# Records for this task
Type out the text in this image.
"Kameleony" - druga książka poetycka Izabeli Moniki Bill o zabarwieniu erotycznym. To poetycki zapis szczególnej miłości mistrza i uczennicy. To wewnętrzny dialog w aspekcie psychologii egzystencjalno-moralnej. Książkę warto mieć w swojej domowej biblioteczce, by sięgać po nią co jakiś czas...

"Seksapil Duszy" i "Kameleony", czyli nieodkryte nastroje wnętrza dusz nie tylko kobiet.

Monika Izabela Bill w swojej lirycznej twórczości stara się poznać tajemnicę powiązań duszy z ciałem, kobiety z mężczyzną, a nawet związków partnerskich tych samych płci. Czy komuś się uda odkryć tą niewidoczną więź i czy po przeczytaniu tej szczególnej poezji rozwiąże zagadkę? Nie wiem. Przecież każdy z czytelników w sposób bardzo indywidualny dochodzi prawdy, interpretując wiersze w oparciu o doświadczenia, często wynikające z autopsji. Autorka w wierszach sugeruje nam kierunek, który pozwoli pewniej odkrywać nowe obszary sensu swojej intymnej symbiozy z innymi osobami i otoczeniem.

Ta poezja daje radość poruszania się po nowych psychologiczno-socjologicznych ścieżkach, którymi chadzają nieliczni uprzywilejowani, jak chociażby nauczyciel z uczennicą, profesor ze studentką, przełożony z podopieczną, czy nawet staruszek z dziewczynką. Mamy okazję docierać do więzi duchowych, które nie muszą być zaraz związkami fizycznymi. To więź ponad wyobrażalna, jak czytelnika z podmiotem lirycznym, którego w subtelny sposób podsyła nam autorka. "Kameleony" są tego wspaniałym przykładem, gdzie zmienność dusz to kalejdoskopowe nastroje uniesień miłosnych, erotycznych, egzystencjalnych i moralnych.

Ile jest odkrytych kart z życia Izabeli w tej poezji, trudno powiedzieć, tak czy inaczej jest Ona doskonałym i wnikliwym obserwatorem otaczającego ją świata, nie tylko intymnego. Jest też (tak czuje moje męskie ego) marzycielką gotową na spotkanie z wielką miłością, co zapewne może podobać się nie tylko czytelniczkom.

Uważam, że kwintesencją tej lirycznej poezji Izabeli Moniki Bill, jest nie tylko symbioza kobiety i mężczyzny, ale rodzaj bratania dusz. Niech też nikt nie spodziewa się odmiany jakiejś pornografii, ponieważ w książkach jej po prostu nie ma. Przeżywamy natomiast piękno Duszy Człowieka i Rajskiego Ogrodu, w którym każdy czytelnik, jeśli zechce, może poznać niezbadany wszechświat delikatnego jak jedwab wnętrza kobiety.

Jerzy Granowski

# Work instructions
Set every line of the listing down word for word.

# Response to the task
Type out the text in this image.
"Kameleony" - druga książka poetycka Izabeli Moniki Bill o zabarwieniu erotycznym. To poetycki zapis szczególnej miłości mistrza i uczennicy. To wewnętrzny dialog w aspekcie psychologii egzystencjalno-moralnej. Książkę warto mieć w swojej domowej biblioteczce, by sięgać po nią co jakiś czas...

"Seksapil Duszy" i "Kameleony", czyli nieodkryte nastroje wnętrza dusz nie tylko kobiet.

Monika Izabela Bill w swojej lirycznej twórczości stara się poznać tajemnicę powiązań duszy z ciałem, kobiety z mężczyzną, a nawet związków partnerskich tych samych płci. Czy komuś się uda odkryć tą niewidoczną więź i czy po przeczytaniu tej szczególnej poezji rozwiąże zagadkę? Nie wiem. Przecież każdy z czytelników w sposób bardzo indywidualny dochodzi prawdy, interpretując wiersze w oparciu o doświadczenia, często wynikające z autopsji. Autorka w wierszach sugeruje nam kierunek, który pozwoli pewniej odkrywać nowe obszary sensu swojej intymnej symbiozy z innymi osobami i otoczeniem.

Ta poezja daje radość poruszania się po nowych psychologiczno-socjologicznych ścieżkach, którymi chadzają nieliczni uprzywilejowani, jak chociażby nauczyciel z uczennicą, profesor ze studentką, przełożony z podopieczną, czy nawet staruszek z dziewczynką. Mamy okazję docierać do więzi duchowych, które nie muszą być zaraz związkami fizycznymi. To więź ponad wyobrażalna, jak czytelnika z podmiotem lirycznym, którego w subtelny sposób podsyła nam autorka. "Kameleony" są tego wspaniałym przykładem, gdzie zmienność dusz to kalejdoskopowe nastroje uniesień miłosnych, erotycznych, egzystencjalnych i moralnych.

Ile jest odkrytych kart z życia Izabeli w tej poezji, trudno powiedzieć, tak czy inaczej jest Ona doskonałym i wnikliwym obserwatorem otaczającego ją świata, nie tylko intymnego. Jest też (tak czuje moje męskie ego) marzycielką gotową na spotkanie z wielką miłością, co zapewne może podobać się nie tylko czytelniczkom.

Uważam, że kwintesencją tej lirycznej poezji Izabeli Moniki Bill, jest nie tylko symbioza kobiety i mężczyzny, ale rodzaj bratania dusz. Niech też nikt nie spodziewa się odmiany jakiejś pornografii, ponieważ w książkach jej po prostu nie ma. Przeżywamy natomiast piękno Duszy Człowieka i Rajskiego Ogrodu, w którym każdy czytelnik, jeśli zechce, może poznać niezbadany wszechświat delikatnego jak jedwab wnętrza kobiety.

Jerzy Granowski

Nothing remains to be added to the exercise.